> [Directions for this task]
Can you copy out the data exactly? Leave the images out.

[Records]

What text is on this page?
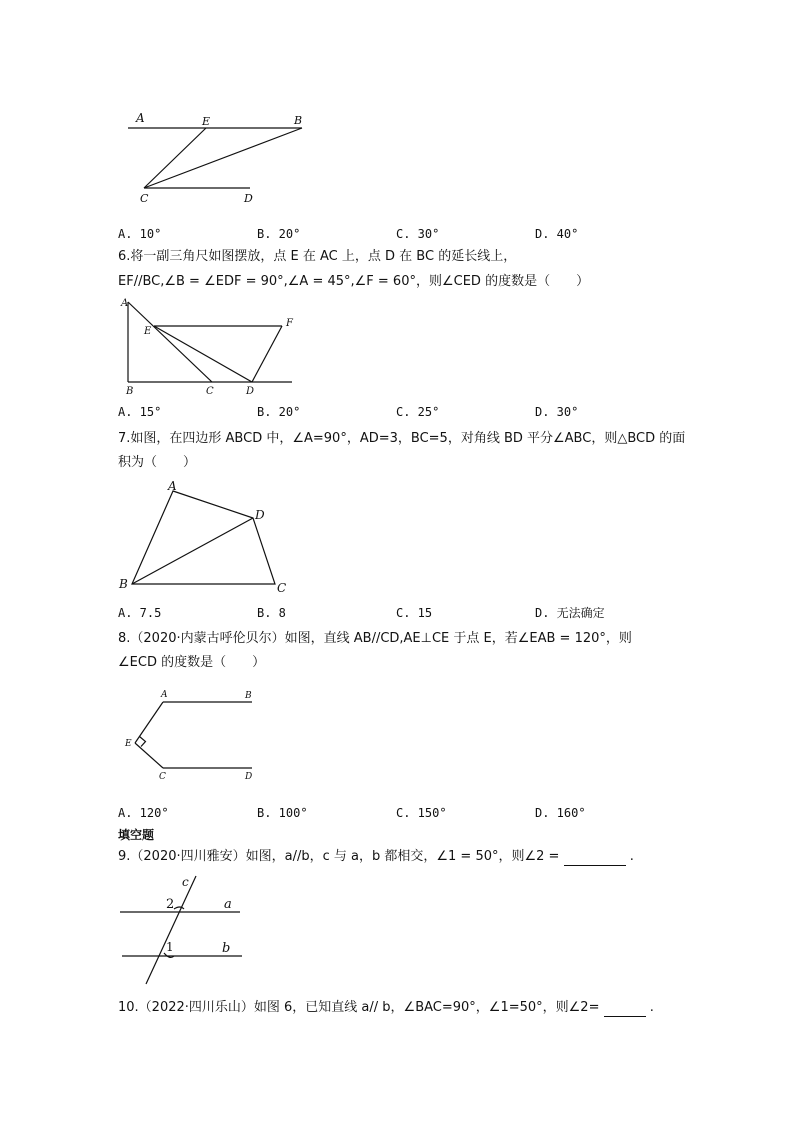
A	E	B
C	D
A. 10°	B. 20°	C. 30°	D. 40°
6.将一副三角尺如图摆放，点 E 在 AC 上，点 D 在 BC 的延长线上，
EF//BC,∠B = ∠EDF = 90°,∠A = 45°,∠F = 60°，则∠CED 的度数是（　　）
A
E
F
B	C	D
A. 15°	B. 20°	C. 25°	D. 30°
7.如图，在四边形 ABCD 中，∠A=90°，AD=3，BC=5，对角线 BD 平分∠ABC，则△BCD 的面
积为（　　）
A
D
B	C
A. 7.5	B. 8	C. 15	D. 无法确定
8.（2020·内蒙古呼伦贝尔）如图，直线 AB//CD,AE⊥CE 于点 E，若∠EAB = 120°，则
∠ECD 的度数是（　　）
A	B
E
C	D
A. 120°	B. 100°	C. 150°	D. 160°
填空题
9.（2020·四川雅安）如图，a//b，c 与 a，b 都相交，∠1 = 50°，则∠2 =	.
c
2	a
1	b
10.（2022·四川乐山）如图 6，已知直线 a// b，∠BAC=90°，∠1=50°，则∠2=	.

> [Output below]
What text is on this page?
A	E	B
C	D
A. 10°	B. 20°	C. 30°	D. 40°
6.将一副三角尺如图摆放，点 E 在 AC 上，点 D 在 BC 的延长线上，
EF//BC,∠B = ∠EDF = 90°,∠A = 45°,∠F = 60°，则∠CED 的度数是（　　）
A
E
F
B	C	D
A. 15°	B. 20°	C. 25°	D. 30°
7.如图，在四边形 ABCD 中，∠A=90°，AD=3，BC=5，对角线 BD 平分∠ABC，则△BCD 的面
积为（　　）
A
D
B	C
A. 7.5	B. 8	C. 15	D. 无法确定
8.（2020·内蒙古呼伦贝尔）如图，直线 AB//CD,AE⊥CE 于点 E，若∠EAB = 120°，则
∠ECD 的度数是（　　）
A	B
E
C	D
A. 120°	B. 100°	C. 150°	D. 160°
填空题
9.（2020·四川雅安）如图，a//b，c 与 a，b 都相交，∠1 = 50°，则∠2 =	.
c
2	a
1	b
10.（2022·四川乐山）如图 6，已知直线 a// b，∠BAC=90°，∠1=50°，则∠2=	.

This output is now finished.